TASK
Identify the lines bearing the string "color" and gather them.

DATASET
#####

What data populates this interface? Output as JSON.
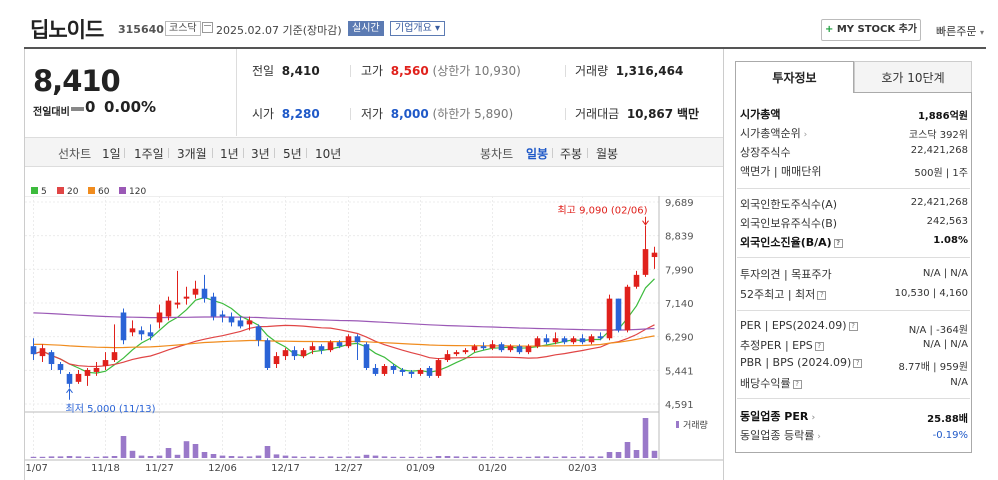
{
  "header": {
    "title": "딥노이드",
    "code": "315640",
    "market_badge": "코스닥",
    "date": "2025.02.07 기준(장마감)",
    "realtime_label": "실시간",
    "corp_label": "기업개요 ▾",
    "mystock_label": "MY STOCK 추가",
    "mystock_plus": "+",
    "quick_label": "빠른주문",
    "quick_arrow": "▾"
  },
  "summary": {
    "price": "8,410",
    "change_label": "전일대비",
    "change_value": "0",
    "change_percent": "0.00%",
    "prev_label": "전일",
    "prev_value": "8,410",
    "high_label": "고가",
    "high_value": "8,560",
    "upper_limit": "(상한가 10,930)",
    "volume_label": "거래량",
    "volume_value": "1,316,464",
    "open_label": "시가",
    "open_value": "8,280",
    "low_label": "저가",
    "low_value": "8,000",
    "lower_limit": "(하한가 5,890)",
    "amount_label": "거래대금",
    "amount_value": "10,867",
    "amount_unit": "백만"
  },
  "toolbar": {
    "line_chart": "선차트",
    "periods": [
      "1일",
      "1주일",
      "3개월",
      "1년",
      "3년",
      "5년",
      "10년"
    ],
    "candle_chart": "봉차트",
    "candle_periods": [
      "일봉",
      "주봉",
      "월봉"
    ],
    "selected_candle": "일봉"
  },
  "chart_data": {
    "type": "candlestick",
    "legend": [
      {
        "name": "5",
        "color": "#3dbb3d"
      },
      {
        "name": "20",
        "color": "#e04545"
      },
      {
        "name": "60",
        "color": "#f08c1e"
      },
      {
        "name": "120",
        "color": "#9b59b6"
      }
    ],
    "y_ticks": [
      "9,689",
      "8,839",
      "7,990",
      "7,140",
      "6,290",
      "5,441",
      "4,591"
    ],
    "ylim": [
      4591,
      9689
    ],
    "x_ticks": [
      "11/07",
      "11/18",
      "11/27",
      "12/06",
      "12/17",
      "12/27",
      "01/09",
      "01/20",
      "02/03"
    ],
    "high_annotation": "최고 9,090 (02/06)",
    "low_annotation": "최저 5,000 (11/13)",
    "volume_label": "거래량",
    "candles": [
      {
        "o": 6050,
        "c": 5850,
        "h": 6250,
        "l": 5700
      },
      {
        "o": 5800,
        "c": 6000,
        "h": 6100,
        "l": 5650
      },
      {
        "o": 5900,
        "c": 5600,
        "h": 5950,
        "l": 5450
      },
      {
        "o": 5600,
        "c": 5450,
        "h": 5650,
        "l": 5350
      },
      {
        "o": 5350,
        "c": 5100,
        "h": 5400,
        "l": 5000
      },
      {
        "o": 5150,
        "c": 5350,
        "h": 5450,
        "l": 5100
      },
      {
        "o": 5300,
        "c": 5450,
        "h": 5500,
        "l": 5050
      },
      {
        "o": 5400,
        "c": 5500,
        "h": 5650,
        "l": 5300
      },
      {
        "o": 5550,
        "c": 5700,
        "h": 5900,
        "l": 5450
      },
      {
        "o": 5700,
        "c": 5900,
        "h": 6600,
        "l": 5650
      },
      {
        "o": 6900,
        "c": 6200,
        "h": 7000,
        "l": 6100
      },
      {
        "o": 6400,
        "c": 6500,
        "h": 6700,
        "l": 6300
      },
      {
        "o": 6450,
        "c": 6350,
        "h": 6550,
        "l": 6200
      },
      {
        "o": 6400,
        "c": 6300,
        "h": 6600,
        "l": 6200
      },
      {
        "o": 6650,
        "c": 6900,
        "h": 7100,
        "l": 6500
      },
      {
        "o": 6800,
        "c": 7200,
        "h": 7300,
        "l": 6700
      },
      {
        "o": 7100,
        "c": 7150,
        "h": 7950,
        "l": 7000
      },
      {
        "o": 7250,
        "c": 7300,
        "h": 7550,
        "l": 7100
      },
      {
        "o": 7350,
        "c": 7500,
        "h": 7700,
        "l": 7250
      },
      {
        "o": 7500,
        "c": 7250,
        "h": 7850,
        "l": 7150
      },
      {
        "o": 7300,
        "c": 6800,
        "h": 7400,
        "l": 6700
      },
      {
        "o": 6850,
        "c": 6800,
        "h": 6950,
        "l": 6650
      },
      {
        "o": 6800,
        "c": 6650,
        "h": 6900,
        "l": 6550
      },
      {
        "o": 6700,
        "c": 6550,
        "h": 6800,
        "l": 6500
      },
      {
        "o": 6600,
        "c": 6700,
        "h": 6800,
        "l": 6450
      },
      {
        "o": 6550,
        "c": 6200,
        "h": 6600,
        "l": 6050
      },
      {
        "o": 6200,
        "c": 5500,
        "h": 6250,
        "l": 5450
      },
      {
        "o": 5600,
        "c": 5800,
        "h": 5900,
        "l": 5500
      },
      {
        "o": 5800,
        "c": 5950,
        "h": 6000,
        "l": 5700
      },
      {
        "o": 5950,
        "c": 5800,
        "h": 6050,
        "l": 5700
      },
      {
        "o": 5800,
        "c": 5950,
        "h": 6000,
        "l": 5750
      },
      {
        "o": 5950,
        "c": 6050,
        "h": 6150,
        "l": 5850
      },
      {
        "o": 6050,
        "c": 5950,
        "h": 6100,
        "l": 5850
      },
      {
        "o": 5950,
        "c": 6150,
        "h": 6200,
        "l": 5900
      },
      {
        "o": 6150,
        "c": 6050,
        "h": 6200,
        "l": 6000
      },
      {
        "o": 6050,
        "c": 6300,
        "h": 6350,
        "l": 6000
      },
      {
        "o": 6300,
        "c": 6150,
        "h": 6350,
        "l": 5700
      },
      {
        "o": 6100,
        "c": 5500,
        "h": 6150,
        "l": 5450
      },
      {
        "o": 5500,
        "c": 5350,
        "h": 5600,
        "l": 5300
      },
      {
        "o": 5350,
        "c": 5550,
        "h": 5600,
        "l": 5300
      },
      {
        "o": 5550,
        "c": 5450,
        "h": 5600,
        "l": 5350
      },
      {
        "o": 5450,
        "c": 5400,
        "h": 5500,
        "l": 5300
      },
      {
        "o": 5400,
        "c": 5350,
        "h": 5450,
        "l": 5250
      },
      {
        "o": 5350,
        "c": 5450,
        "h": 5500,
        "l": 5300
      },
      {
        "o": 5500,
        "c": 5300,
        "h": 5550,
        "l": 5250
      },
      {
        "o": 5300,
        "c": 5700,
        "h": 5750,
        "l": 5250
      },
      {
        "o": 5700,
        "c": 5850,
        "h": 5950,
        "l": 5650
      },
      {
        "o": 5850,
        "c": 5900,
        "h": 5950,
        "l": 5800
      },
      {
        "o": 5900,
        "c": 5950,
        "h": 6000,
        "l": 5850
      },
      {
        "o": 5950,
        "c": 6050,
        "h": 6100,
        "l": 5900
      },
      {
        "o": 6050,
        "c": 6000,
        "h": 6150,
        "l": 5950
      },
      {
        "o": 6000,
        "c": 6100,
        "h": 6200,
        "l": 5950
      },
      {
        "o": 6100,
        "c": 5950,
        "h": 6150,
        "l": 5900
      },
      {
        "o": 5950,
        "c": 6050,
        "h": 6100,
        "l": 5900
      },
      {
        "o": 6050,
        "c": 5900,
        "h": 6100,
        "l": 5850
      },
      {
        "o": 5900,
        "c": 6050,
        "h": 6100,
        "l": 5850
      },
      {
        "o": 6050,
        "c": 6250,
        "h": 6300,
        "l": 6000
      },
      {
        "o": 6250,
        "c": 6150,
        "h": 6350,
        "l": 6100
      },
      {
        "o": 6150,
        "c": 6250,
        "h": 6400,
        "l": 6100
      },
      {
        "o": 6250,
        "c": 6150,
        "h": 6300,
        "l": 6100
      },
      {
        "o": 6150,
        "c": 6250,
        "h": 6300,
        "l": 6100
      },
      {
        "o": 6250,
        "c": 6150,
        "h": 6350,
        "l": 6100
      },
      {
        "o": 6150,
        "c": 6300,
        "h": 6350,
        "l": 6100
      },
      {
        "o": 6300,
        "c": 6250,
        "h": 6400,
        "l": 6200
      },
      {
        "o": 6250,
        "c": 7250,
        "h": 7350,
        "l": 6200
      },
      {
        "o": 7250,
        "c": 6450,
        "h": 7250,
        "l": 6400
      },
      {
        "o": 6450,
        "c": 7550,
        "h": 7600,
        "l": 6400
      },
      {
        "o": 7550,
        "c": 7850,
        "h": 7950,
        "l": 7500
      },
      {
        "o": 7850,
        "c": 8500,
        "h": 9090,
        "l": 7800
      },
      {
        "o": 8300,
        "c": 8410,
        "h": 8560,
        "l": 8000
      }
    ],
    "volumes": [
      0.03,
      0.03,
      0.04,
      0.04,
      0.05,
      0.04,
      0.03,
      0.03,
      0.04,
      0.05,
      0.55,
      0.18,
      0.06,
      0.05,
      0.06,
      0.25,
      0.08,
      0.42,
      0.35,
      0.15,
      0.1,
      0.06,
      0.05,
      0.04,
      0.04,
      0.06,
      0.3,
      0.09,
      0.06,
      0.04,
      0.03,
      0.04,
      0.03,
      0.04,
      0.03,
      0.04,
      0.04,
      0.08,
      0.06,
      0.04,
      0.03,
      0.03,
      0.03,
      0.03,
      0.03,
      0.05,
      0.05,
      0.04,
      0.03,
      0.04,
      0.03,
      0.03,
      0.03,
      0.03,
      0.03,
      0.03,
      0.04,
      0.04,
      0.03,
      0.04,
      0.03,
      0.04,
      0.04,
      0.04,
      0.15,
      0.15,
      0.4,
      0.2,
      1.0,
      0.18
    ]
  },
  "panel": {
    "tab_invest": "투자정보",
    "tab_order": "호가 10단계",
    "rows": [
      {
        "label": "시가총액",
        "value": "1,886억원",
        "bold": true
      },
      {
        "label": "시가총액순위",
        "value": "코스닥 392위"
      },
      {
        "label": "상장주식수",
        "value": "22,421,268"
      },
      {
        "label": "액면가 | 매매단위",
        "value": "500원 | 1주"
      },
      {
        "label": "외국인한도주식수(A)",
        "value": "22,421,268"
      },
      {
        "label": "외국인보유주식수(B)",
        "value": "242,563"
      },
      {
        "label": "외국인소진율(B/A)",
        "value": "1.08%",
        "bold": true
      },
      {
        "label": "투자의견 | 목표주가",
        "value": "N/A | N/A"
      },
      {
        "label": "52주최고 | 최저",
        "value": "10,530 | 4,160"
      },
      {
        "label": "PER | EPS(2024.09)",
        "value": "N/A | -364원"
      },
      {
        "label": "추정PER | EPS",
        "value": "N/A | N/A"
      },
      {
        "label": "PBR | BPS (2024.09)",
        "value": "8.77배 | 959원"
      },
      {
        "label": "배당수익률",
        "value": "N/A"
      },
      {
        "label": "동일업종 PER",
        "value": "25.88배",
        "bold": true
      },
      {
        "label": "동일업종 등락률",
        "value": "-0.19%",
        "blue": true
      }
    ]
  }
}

#####

COMPLETED TASK
        "color": "#3dbb3d"
        "color": "#e04545"
        "color": "#f08c1e"
        "color": "#9b59b6"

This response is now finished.